--- start of DATA TO PROCESS ---

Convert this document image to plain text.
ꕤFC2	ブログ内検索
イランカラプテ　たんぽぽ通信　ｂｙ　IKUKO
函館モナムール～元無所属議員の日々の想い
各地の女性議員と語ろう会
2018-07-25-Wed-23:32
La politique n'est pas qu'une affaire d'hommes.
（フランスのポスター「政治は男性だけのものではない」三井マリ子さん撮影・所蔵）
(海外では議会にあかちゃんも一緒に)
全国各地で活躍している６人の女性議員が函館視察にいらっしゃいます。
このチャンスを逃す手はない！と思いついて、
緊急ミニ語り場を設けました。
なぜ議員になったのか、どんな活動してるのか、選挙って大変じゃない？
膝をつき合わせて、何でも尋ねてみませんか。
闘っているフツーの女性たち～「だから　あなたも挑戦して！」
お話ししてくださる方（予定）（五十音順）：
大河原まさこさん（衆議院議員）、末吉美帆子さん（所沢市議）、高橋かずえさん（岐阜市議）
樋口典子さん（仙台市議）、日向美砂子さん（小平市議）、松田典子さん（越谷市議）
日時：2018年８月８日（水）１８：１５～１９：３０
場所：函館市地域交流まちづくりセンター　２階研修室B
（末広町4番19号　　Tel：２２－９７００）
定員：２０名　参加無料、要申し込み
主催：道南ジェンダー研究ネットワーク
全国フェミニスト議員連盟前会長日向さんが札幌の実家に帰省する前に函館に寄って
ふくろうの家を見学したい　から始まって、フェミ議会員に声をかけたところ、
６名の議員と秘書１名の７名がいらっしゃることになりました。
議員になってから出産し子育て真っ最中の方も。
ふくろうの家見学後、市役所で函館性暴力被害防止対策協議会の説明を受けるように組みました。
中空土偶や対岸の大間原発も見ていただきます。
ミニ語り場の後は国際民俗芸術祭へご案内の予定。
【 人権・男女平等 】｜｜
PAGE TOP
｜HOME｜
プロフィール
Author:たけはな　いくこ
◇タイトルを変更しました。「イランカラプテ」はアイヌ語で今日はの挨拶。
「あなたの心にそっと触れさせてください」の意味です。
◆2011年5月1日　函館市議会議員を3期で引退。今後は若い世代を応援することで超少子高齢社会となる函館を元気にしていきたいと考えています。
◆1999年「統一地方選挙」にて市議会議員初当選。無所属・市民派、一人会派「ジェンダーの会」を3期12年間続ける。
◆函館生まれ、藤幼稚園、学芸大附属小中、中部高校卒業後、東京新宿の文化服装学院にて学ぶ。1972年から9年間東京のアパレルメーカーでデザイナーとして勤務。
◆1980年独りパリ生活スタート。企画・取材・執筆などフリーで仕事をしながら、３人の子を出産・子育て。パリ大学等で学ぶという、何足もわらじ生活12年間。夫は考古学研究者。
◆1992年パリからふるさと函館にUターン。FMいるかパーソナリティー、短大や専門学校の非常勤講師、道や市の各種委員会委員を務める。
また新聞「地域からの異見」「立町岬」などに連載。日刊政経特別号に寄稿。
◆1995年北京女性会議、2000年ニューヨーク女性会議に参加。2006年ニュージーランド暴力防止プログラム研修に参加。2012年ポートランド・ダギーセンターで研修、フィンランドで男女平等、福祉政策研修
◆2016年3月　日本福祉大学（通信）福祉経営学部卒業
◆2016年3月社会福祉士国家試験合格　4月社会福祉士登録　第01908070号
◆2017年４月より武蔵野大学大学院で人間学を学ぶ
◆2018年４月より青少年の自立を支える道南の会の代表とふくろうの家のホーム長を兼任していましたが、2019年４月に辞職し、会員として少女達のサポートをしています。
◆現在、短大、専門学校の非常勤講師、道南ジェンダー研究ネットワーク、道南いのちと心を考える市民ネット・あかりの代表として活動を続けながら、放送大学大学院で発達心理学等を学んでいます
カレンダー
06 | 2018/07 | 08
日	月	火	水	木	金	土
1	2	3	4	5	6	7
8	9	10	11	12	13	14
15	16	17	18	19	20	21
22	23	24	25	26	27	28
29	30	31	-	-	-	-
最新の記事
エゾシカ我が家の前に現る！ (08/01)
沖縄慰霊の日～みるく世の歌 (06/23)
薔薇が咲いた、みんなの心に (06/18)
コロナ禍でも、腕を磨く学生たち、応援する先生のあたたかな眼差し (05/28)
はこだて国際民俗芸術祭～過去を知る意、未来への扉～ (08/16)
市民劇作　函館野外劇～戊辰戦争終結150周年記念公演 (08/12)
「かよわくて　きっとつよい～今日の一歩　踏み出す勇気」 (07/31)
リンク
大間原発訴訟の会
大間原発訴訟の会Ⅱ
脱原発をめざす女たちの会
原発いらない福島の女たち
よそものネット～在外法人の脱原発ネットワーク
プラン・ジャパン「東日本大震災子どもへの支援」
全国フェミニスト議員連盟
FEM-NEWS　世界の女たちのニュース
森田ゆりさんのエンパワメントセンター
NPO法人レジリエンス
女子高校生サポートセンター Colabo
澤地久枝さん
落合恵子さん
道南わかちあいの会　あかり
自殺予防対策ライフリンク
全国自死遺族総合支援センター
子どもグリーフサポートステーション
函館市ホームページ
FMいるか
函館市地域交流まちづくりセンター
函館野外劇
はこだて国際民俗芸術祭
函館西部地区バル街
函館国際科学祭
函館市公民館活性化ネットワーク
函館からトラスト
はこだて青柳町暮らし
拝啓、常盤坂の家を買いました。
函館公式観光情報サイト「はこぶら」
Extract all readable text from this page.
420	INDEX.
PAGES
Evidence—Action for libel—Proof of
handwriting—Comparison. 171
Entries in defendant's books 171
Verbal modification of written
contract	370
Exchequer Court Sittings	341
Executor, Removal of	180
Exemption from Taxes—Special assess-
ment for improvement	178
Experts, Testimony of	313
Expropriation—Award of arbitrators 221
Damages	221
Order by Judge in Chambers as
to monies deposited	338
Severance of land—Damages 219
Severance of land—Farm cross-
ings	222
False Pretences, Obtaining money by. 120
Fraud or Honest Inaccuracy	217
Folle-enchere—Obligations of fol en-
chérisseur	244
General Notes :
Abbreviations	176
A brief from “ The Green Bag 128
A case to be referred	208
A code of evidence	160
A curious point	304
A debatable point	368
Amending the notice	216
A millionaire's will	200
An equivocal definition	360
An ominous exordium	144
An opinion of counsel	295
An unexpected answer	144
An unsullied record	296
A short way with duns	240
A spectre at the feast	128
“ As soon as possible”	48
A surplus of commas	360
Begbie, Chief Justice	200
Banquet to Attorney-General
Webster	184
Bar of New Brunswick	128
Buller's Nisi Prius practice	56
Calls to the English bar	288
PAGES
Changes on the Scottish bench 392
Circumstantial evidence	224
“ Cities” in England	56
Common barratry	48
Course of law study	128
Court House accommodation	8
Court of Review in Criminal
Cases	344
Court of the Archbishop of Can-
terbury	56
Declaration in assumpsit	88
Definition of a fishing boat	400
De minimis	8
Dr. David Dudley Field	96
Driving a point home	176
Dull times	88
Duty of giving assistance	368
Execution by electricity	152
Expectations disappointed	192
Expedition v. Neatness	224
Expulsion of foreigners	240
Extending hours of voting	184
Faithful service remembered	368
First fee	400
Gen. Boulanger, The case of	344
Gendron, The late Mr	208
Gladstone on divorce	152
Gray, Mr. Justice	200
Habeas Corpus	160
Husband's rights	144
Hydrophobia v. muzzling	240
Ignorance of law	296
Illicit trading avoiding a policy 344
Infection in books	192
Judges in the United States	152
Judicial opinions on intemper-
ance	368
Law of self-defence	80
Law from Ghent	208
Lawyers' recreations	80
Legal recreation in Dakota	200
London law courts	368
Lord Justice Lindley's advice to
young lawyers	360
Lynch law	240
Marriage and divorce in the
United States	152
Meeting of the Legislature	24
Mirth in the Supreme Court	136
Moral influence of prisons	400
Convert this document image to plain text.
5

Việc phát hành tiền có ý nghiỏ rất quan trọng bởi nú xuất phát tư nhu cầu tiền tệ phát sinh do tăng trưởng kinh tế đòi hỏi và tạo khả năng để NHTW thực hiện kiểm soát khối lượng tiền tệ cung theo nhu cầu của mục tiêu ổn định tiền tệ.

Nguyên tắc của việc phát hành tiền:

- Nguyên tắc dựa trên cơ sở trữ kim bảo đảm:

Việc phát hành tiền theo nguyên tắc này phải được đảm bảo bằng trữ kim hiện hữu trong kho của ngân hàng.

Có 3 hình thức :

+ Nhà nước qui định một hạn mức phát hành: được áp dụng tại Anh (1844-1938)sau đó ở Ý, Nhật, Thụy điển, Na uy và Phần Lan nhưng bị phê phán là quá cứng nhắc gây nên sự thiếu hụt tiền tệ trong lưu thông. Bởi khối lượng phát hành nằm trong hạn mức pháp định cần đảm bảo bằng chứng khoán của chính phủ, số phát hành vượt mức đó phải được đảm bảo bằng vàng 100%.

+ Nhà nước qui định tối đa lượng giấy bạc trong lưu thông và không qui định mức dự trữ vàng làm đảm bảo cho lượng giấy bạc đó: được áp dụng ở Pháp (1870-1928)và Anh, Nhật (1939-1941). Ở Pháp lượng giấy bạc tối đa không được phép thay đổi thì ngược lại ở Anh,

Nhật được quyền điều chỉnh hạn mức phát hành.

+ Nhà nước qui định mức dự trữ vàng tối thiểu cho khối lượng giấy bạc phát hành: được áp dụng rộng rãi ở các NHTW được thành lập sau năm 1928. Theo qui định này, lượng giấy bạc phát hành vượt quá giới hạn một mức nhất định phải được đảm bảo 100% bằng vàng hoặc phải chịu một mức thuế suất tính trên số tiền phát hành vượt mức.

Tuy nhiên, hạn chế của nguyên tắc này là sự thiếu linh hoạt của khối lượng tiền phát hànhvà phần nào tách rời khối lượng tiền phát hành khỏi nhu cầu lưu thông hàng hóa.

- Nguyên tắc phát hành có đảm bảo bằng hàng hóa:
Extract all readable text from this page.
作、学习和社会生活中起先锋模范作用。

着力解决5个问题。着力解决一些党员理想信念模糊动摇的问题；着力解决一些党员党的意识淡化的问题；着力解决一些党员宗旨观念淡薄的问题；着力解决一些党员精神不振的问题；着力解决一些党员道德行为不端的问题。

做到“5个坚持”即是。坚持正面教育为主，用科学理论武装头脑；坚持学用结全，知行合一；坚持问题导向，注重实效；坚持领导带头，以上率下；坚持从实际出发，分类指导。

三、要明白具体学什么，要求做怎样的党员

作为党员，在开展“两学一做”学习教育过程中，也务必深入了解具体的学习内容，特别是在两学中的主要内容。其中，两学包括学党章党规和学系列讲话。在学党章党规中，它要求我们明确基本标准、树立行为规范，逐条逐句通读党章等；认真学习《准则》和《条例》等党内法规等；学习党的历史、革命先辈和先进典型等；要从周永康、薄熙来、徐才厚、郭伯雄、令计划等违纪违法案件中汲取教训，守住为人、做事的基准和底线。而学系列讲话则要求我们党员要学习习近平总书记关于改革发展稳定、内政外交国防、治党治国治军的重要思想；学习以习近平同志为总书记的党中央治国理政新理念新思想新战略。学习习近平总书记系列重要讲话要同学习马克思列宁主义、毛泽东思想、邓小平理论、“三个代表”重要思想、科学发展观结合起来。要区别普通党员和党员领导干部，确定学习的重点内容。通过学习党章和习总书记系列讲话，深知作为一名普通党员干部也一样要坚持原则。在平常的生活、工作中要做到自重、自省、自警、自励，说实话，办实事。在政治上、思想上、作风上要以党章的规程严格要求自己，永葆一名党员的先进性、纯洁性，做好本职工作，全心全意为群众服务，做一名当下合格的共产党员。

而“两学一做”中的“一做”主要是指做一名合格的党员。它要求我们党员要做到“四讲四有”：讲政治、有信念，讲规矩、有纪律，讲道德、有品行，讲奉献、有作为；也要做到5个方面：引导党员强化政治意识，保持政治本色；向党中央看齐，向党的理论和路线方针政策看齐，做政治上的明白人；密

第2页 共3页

--- end of DATA TO PROCESS ---

**TASK BRIEF:** In the records shown above, how many lines include the word "Nhật"? Answer with the number only.

**RIGHT ANSWER:** 3